▶ _Task description_
Output the records exactly as they appear, with no pictures included.

▶ _Raw data_
** start **
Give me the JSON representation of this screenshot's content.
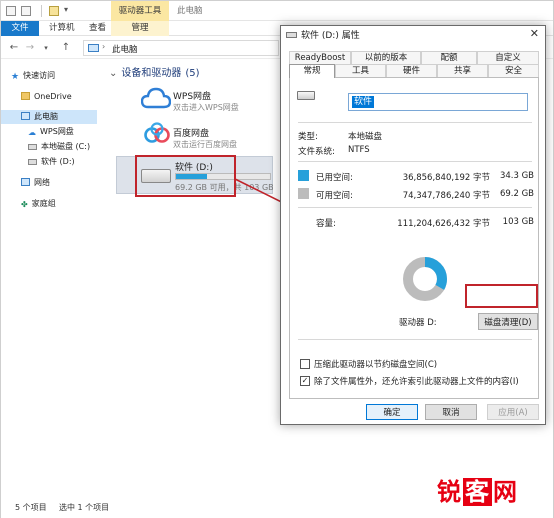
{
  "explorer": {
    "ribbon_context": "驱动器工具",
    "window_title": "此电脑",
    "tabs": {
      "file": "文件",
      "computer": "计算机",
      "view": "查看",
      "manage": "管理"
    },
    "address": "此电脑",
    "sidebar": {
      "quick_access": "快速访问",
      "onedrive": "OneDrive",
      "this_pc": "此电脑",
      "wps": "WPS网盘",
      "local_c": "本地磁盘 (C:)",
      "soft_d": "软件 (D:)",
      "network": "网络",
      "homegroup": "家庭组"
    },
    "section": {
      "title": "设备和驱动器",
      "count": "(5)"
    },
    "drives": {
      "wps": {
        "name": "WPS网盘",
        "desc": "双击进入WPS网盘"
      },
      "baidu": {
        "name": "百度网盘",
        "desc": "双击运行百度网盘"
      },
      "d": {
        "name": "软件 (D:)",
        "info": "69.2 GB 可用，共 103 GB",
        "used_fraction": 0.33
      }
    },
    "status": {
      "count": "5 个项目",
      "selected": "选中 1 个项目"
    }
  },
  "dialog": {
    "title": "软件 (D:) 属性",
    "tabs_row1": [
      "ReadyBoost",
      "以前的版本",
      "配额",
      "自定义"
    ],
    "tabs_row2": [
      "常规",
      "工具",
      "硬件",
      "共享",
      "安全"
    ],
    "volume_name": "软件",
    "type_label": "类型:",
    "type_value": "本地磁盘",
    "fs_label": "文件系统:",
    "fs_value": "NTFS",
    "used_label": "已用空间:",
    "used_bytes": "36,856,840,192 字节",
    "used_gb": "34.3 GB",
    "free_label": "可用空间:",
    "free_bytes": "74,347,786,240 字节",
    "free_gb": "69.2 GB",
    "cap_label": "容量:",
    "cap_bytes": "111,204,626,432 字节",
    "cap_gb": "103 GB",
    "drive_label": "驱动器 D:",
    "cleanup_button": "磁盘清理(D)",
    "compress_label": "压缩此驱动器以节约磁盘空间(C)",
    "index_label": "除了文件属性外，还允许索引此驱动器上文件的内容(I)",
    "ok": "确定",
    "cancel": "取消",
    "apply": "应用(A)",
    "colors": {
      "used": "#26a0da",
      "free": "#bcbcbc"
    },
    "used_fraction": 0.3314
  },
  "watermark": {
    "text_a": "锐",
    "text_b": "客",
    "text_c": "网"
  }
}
** end **
▶ _Full solution_
Give me the JSON representation of this screenshot's content.
{
  "explorer": {
    "ribbon_context": "驱动器工具",
    "window_title": "此电脑",
    "tabs": {
      "file": "文件",
      "computer": "计算机",
      "view": "查看",
      "manage": "管理"
    },
    "address": "此电脑",
    "sidebar": {
      "quick_access": "快速访问",
      "onedrive": "OneDrive",
      "this_pc": "此电脑",
      "wps": "WPS网盘",
      "local_c": "本地磁盘 (C:)",
      "soft_d": "软件 (D:)",
      "network": "网络",
      "homegroup": "家庭组"
    },
    "section": {
      "title": "设备和驱动器",
      "count": "(5)"
    },
    "drives": {
      "wps": {
        "name": "WPS网盘",
        "desc": "双击进入WPS网盘"
      },
      "baidu": {
        "name": "百度网盘",
        "desc": "双击运行百度网盘"
      },
      "d": {
        "name": "软件 (D:)",
        "info": "69.2 GB 可用，共 103 GB",
        "used_fraction": 0.33
      }
    },
    "status": {
      "count": "5 个项目",
      "selected": "选中 1 个项目"
    }
  },
  "dialog": {
    "title": "软件 (D:) 属性",
    "tabs_row1": [
      "ReadyBoost",
      "以前的版本",
      "配额",
      "自定义"
    ],
    "tabs_row2": [
      "常规",
      "工具",
      "硬件",
      "共享",
      "安全"
    ],
    "volume_name": "软件",
    "type_label": "类型:",
    "type_value": "本地磁盘",
    "fs_label": "文件系统:",
    "fs_value": "NTFS",
    "used_label": "已用空间:",
    "used_bytes": "36,856,840,192 字节",
    "used_gb": "34.3 GB",
    "free_label": "可用空间:",
    "free_bytes": "74,347,786,240 字节",
    "free_gb": "69.2 GB",
    "cap_label": "容量:",
    "cap_bytes": "111,204,626,432 字节",
    "cap_gb": "103 GB",
    "drive_label": "驱动器 D:",
    "cleanup_button": "磁盘清理(D)",
    "compress_label": "压缩此驱动器以节约磁盘空间(C)",
    "index_label": "除了文件属性外，还允许索引此驱动器上文件的内容(I)",
    "ok": "确定",
    "cancel": "取消",
    "apply": "应用(A)",
    "colors": {
      "used": "#26a0da",
      "free": "#bcbcbc"
    },
    "used_fraction": 0.3314
  },
  "watermark": {
    "text_a": "锐",
    "text_b": "客",
    "text_c": "网"
  }
}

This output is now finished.